- _Document passage_

⟨

Anthropic's release of its new AI model, Sonnet 4.6, and OpenAI's acquisition of OpenClaw, along with other developments, are reshaping the technology landscape. Meanwhile, Bayer reached a $7.25 billion settlement over Roundup cancer claims, and an Indian university faced embarrassment at an AI summit for misrepresenting a Chinese-made robot dog as its own innovation.
Anthropic unveiled Claude Sonnet 4.6 on Tuesday, a model offering near-flagship intelligence at a mid-tier cost, according to VentureBeat. The model is a full upgrade across coding, computer use, long-context reasoning, agent planning, knowledge work, and design, and features a 1M token context window in beta. Pricing remains steady at $315 per million tokens, the same as its predecessor, Sonnet 4.5. This pricing detail is significant, as Anthropic's flagship Opus models cost $1,575 per million tokens, according to VentureBeat.
In a separate development, OpenAI acquired OpenClaw, an open-source AI agent, signaling a shift in the chatbot era. Peter Steinberger, the creator of OpenClaw, announced he would join OpenAI to "work on bringing agents to everyone," according to VentureBeat. The OpenClaw project will transition to an independent foundation, though OpenAI is already sponsoring it. This move represents OpenAI's aggressive bet on the future of AI, focusing on what models can do rather than just what they can say, according to VentureBeat.
In other news, Bayer reached a $7.25 billion settlement on Tuesday to resolve thousands of U.S. lawsuits alleging the company failed to warn people that its weedkiller Roundup could cause cancer, according to Fortune. The proposed settlement comes as the U.S. Supreme Court is preparing to hear arguments in April on Bayer's assertion that the U.S. Environmental Protection Agency's approval of Roundup without a cancer warning should invalidate claims filed in state courts. The settlement would eliminate some of the risk from an eventual Supreme Court ruling, ensuring patients receive settlement money even if the Supreme Court rules in Bayer's favor, according to Fortune.
Meanwhile, Galgotias University in India was removed from an AI summit in New Delhi after displaying a Chinese-made robotic dog, claiming it was the university's own innovation, according to Fortune. The robot, identified as the Unitree Go2, sold by China's Unitree Robotics, was showcased by a professor who claimed it was developed by the university's Centre of Excellence. Internet users quickly identified the robot, which has a starting price of $1,600, according to Fortune.
In a separate technical note, a Hacker News post revealed that AVX2 code runs at 2/3 the speed of equivalent SSE2-SSE4.x optimized code under emulation on Windows 11 ARM. The post concluded that compiling for AVX2 is not recommended if an app might run on Windows ARM, especially if performance is a priority.

⟩

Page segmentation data
⟨

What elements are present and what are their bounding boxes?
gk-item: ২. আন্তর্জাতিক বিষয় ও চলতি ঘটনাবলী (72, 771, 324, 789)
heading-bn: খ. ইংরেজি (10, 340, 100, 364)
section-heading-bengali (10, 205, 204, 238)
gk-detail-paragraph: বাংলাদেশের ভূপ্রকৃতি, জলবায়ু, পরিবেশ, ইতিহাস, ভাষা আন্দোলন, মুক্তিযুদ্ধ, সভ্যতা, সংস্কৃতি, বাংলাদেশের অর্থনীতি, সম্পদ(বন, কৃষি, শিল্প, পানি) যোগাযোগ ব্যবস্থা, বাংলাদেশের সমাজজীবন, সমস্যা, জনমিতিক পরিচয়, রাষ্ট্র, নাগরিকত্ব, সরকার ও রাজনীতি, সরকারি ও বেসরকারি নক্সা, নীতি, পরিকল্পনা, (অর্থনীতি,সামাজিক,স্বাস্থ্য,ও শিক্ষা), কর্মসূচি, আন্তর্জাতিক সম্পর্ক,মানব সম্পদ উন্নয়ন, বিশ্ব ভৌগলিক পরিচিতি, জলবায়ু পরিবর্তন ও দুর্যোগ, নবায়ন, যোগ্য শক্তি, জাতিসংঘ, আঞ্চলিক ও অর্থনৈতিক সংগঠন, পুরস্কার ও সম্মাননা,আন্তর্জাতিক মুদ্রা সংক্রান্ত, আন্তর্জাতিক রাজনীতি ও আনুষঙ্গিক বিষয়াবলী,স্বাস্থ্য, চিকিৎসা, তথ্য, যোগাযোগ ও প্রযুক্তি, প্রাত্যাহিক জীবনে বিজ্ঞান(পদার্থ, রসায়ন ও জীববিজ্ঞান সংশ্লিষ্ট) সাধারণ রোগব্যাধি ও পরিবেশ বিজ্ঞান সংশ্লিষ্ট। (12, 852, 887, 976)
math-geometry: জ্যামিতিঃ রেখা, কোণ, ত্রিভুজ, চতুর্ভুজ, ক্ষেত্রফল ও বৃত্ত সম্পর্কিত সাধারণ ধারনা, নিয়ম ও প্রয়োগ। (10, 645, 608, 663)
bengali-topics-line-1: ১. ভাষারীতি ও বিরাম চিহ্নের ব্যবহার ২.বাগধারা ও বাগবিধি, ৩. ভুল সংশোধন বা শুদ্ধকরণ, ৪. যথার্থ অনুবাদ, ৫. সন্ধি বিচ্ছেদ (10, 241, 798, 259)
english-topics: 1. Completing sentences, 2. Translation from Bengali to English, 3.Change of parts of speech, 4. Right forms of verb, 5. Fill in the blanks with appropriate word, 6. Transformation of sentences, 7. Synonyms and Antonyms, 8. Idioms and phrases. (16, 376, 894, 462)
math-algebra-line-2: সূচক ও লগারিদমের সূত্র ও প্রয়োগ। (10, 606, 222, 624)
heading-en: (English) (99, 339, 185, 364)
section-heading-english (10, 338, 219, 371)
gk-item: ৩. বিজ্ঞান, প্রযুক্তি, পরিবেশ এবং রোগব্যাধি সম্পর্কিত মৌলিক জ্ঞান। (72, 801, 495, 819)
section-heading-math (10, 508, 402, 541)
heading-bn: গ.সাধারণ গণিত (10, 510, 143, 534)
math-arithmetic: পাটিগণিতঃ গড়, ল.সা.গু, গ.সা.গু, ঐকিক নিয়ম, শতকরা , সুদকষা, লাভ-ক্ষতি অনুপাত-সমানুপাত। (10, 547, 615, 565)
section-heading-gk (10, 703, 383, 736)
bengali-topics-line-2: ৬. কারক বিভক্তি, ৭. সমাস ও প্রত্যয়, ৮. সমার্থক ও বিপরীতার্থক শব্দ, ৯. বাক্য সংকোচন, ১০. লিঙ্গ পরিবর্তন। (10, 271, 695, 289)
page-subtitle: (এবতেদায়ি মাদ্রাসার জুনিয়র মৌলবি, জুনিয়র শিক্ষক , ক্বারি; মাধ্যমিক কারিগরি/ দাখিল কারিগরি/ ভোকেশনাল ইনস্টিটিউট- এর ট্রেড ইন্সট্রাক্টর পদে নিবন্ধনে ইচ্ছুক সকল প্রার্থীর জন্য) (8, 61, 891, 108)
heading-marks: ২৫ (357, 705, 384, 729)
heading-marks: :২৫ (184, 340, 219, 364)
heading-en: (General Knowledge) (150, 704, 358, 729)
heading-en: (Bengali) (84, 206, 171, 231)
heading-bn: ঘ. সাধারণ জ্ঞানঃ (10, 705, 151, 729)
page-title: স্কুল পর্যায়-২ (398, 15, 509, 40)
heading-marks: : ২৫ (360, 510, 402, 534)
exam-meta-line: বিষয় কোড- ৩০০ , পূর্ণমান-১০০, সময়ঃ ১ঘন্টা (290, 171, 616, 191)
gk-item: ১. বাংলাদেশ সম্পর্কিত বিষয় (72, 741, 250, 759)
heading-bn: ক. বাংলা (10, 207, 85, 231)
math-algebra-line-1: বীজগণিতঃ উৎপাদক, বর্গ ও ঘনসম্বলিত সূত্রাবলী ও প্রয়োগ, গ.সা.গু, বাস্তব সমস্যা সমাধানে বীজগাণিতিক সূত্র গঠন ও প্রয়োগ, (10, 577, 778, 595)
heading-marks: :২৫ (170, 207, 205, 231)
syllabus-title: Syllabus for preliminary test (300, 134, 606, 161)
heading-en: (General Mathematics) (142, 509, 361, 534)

⟩

- _Tasks to perform_
A) Print the part of the news roundup starting with "In a separate development, OpenAI" and going on through "say, according to VentureBeat.".
B) Translate this sentence from the news roundup into Spanish: "The OpenClaw project will transition to an independent foundation, though OpenAI is already sponsoring it."
You can leave the material aside.

- _Numbered answers_
A)
In a separate development, OpenAI acquired OpenClaw, an open-source AI agent, signaling a shift in the chatbot era. Peter Steinberger, the creator of OpenClaw, announced he would join OpenAI to "work on bringing agents to everyone," according to VentureBeat. The OpenClaw project will transition to an independent foundation, though OpenAI is already sponsoring it. This move represents OpenAI's aggressive bet on the future of AI, focusing on what models can do rather than just what they can say, according to VentureBeat.

B) El proyecto OpenClaw pasará a una fundación independiente, aunque OpenAI ya lo está patrocinando.